**Work to be completed**. In the records below, find each line containing the word "zuvor" and copy it.
[Opening Supplied entries section]
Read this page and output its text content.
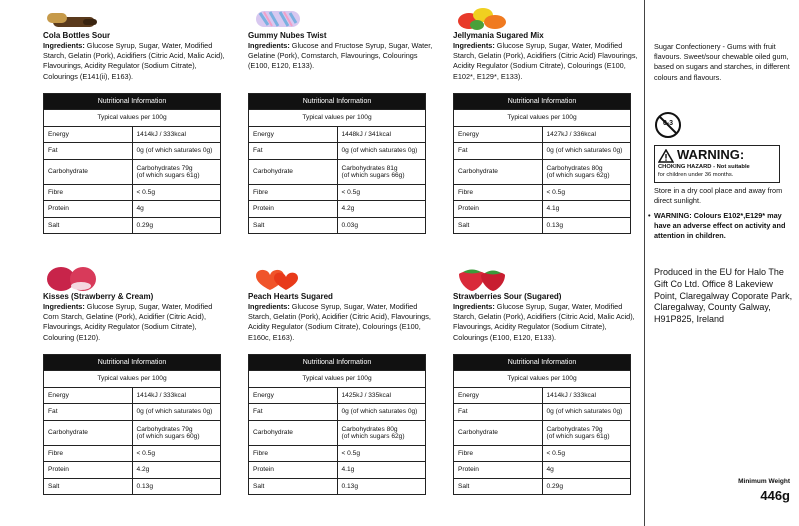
Cola Bottles Sour
Ingredients: Glucose Syrup, Sugar, Water, Modified Starch, Gelatin (Pork), Acidifiers (Citric Acid, Malic Acid), Flavourings, Acidity Regulator (Sodium Citrate), Colourings (E141(ii), E163).
Nutritional Information	
Typical values per 100g	
Energy	1414kJ / 333kcal
Fat	0g (of which saturates 0g)
Carbohydrate	Carbohydrates 79g
(of which sugars 61g)

Fibre	< 0.5g
Protein	4g
Salt	0.29g
Gummy Nubes Twist
Ingredients: Glucose and Fructose Syrup, Sugar, Water, Gelatine (Pork), Cornstarch, Flavourings, Colourings (E100, E120, E133).
Nutritional Information	
Typical values per 100g	
Energy	1448kJ / 341kcal
Fat	0g (of which saturates 0g)
Carbohydrate	Carbohydrates 81g
(of which sugars 66g)

Fibre	< 0.5g
Protein	4.2g
Salt	0.03g
Jellymania Sugared Mix
Ingredients: Glucose Syrup, Sugar, Water, Modified Starch, Gelatin (Pork), Acidifiers (Citric Acid) Flavourings, Acidity Regulator (Sodium Citrate), Colourings (E100, E102*, E129*, E133).
Nutritional Information	
Typical values per 100g	
Energy	1427kJ / 336kcal
Fat	0g (of which saturates 0g)
Carbohydrate	Carbohydrates 80g
(of which sugars 62g)

Fibre	< 0.5g
Protein	4.1g
Salt	0.13g
Kisses (Strawberry & Cream)
Ingredients: Glucose Syrup, Sugar, Water, Modified Corn Starch, Gelatine (Pork), Acidifier (Citric Acid), Flavourings, Acidity Regulator (Sodium Citrate), Colouring (E120).
Nutritional Information	
Typical values per 100g	
Energy	1414kJ / 333kcal
Fat	0g (of which saturates 0g)
Carbohydrate	Carbohydrates 79g
(of which sugars 60g)

Fibre	< 0.5g
Protein	4.2g
Salt	0.13g
Peach Hearts Sugared
Ingredients: Glucose Syrup, Sugar, Water, Modified Starch, Gelatin (Pork), Acidifier (Citric Acid), Flavourings, Acidity Regulator (Sodium Citrate), Colourings (E100, E160c, E163).
Nutritional Information	
Typical values per 100g	
Energy	1425kJ / 335kcal
Fat	0g (of which saturates 0g)
Carbohydrate	Carbohydrates 80g
(of which sugars 62g)

Fibre	< 0.5g
Protein	4.1g
Salt	0.13g
Strawberries Sour (Sugared)
Ingredients: Glucose Syrup, Sugar, Water, Modified Starch, Gelatin (Pork), Acidifiers (Citric Acid, Malic Acid), Flavourings, Acidity Regulator (Sodium Citrate), Colourings (E100, E120, E133).
Nutritional Information	
Typical values per 100g	
Energy	1414kJ / 333kcal
Fat	0g (of which saturates 0g)
Carbohydrate	Carbohydrates 79g
(of which sugars 61g)

Fibre	< 0.5g
Protein	4g
Salt	0.29g
Sugar Confectionery - Gums with fruit flavours. Sweet/sour chewable oiled gum, based on sugars and starches, in different colours and flavours.
0-3
WARNING:
CHOKING HAZARD - Not suitable
for children under 36 months.
Store in a dry cool place and away from direct sunlight.
• WARNING: Colours E102*,E129* may have an adverse effect on activity and attention in children.
Produced in the EU for Halo The Gift Co Ltd. Office 8 Lakeview Point, Claregalway Coporate Park, Claregalway, County Galway, H91P825, Ireland
Minimum Weight
446g
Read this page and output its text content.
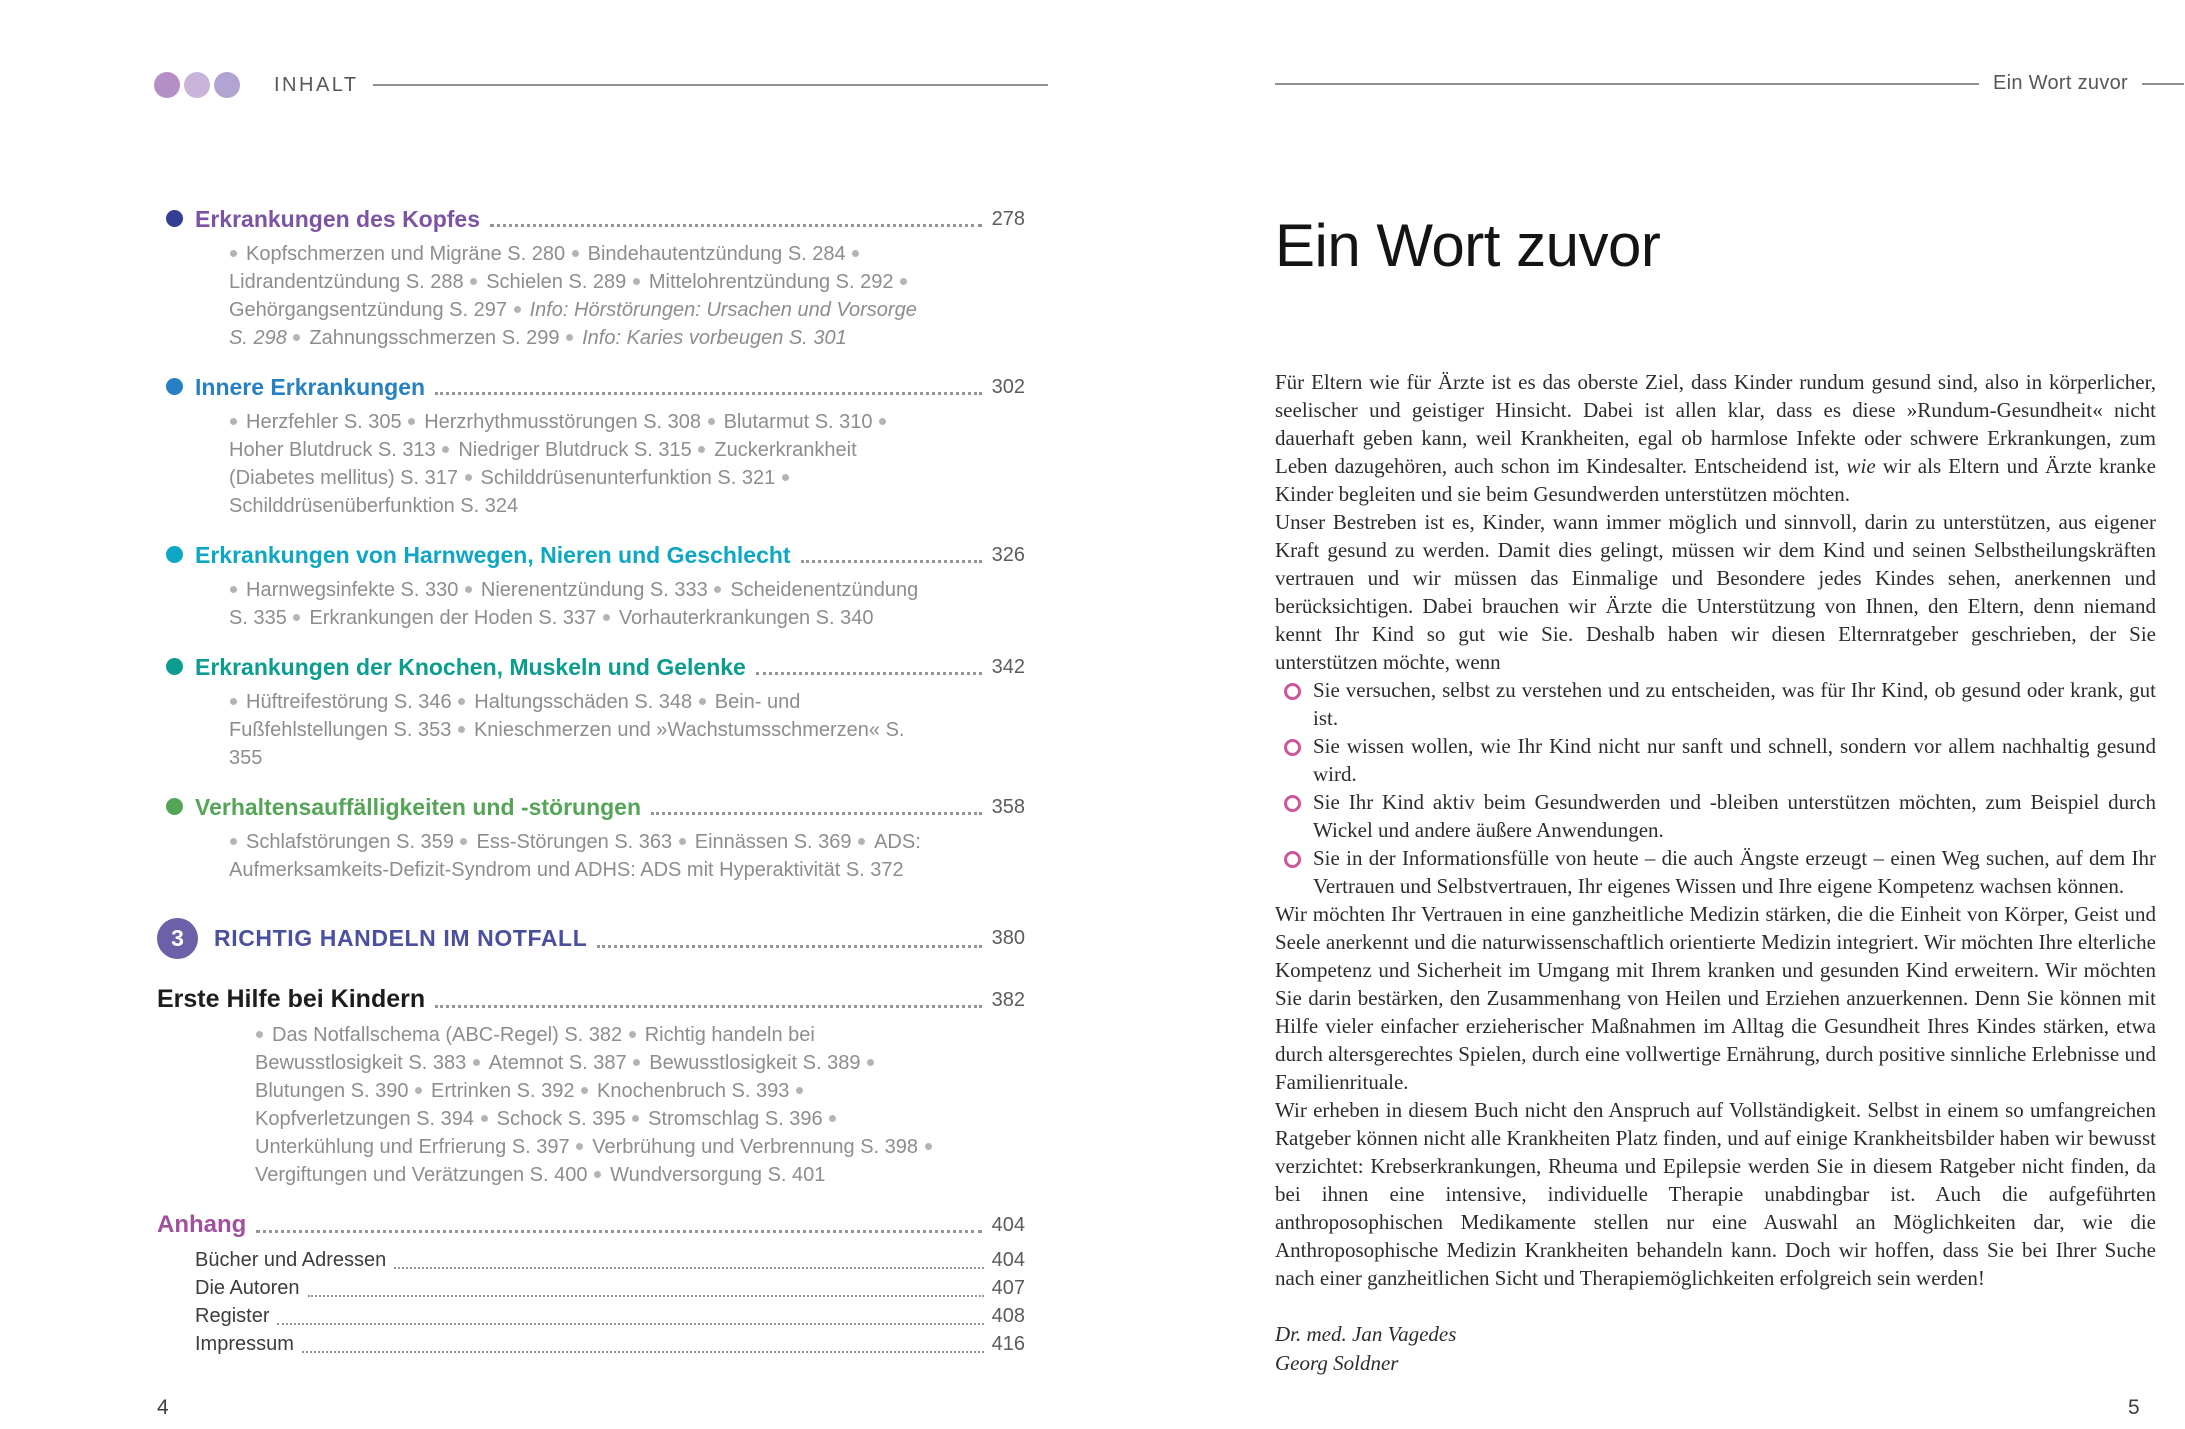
INHALT	Ein Wort zuvor
Erkrankungen des Kopfes	278

Kopfschmerzen und Migräne S. 280 Bindehautentzündung S. 284 Lidrandentzündung S. 288 Schielen S. 289 Mittelohrentzündung S. 292 Gehörgangsentzündung S. 297 Info: Hörstörungen: Ursachen und Vorsorge S. 298 Zahnungsschmerzen S. 299 Info: Karies vorbeugen S. 301

Innere Erkrankungen	302

Herzfehler S. 305 Herzrhythmusstörungen S. 308 Blutarmut S. 310 Hoher Blutdruck S. 313 Niedriger Blutdruck S. 315 Zuckerkrankheit (Diabetes mellitus) S. 317 Schilddrüsenunterfunktion S. 321 Schilddrüsenüberfunktion S. 324

Erkrankungen von Harnwegen, Nieren und Geschlecht	326

Harnwegsinfekte S. 330 Nierenentzündung S. 333 Scheidenentzündung S. 335 Erkrankungen der Hoden S. 337 Vorhauterkrankungen S. 340

Erkrankungen der Knochen, Muskeln und Gelenke	342

Hüftreifestörung S. 346 Haltungsschäden S. 348 Bein- und Fußfehlstellungen S. 353 Knieschmerzen und »Wachstumsschmerzen« S. 355

Verhaltensauffälligkeiten und -störungen	358

Schlafstörungen S. 359 Ess-Störungen S. 363 Einnässen S. 369 ADS: Aufmerksamkeits-Defizit-Syndrom und ADHS: ADS mit Hyperaktivität S. 372

3	RICHTIG HANDELN IM NOTFALL	380
Erste Hilfe bei Kindern	382

Das Notfallschema (ABC-Regel) S. 382 Richtig handeln bei Bewusstlosigkeit S. 383 Atemnot S. 387 Bewusstlosigkeit S. 389 Blutungen S. 390 Ertrinken S. 392 Knochenbruch S. 393 Kopfverletzungen S. 394 Schock S. 395 Stromschlag S. 396 Unterkühlung und Erfrierung S. 397 Verbrühung und Verbrennung S. 398 Vergiftungen und Verätzungen S. 400 Wundversorgung S. 401

Anhang	404
Bücher und Adressen	404
Die Autoren	407
Register	408
Impressum	416
Ein Wort zuvor

Für Eltern wie für Ärzte ist es das oberste Ziel, dass Kinder rundum gesund sind, also in körperlicher, seelischer und geistiger Hinsicht. Dabei ist allen klar, dass es diese »Rundum-Gesundheit« nicht dauerhaft geben kann, weil Krankheiten, egal ob harmlose Infekte oder schwere Erkrankungen, zum Leben dazugehören, auch schon im Kindesalter. Entscheidend ist, wie wir als Eltern und Ärzte kranke Kinder begleiten und sie beim Gesundwerden unterstützen möchten.

Unser Bestreben ist es, Kinder, wann immer möglich und sinnvoll, darin zu unterstützen, aus eigener Kraft gesund zu werden. Damit dies gelingt, müssen wir dem Kind und seinen Selbstheilungskräften vertrauen und wir müssen das Einmalige und Besondere jedes Kindes sehen, anerkennen und berücksichtigen. Dabei brauchen wir Ärzte die Unterstützung von Ihnen, den Eltern, denn niemand kennt Ihr Kind so gut wie Sie. Deshalb haben wir diesen Elternratgeber geschrieben, der Sie unterstützen möchte, wenn

Sie versuchen, selbst zu verstehen und zu entscheiden, was für Ihr Kind, ob gesund oder krank, gut ist.
Sie wissen wollen, wie Ihr Kind nicht nur sanft und schnell, sondern vor allem nachhaltig gesund wird.
Sie Ihr Kind aktiv beim Gesundwerden und -bleiben unterstützen möchten, zum Beispiel durch Wickel und andere äußere Anwendungen.
Sie in der Informationsfülle von heute – die auch Ängste erzeugt – einen Weg suchen, auf dem Ihr Vertrauen und Selbstvertrauen, Ihr eigenes Wissen und Ihre eigene Kompetenz wachsen können.

Wir möchten Ihr Vertrauen in eine ganzheitliche Medizin stärken, die die Einheit von Körper, Geist und Seele anerkennt und die naturwissenschaftlich orientierte Medizin integriert. Wir möchten Ihre elterliche Kompetenz und Sicherheit im Umgang mit Ihrem kranken und gesunden Kind erweitern. Wir möchten Sie darin bestärken, den Zusammenhang von Heilen und Erziehen anzuerkennen. Denn Sie können mit Hilfe vieler einfacher erzieherischer Maßnahmen im Alltag die Gesundheit Ihres Kindes stärken, etwa durch altersgerechtes Spielen, durch eine vollwertige Ernährung, durch positive sinnliche Erlebnisse und Familienrituale.

Wir erheben in diesem Buch nicht den Anspruch auf Vollständigkeit. Selbst in einem so umfangreichen Ratgeber können nicht alle Krankheiten Platz finden, und auf einige Krankheitsbilder haben wir bewusst verzichtet: Krebserkrankungen, Rheuma und Epilepsie werden Sie in diesem Ratgeber nicht finden, da bei ihnen eine intensive, individuelle Therapie unabdingbar ist. Auch die aufgeführten anthroposophischen Medikamente stellen nur eine Auswahl an Möglichkeiten dar, wie die Anthroposophische Medizin Krankheiten behandeln kann. Doch wir hoffen, dass Sie bei Ihrer Suche nach einer ganzheitlichen Sicht und Therapiemöglichkeiten erfolgreich sein werden!

Dr. med. Jan Vagedes
Georg Soldner
4	5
[Closing Supplied entries section]
**Written response**.
INHALT	Ein Wort zuvor
Ein Wort zuvor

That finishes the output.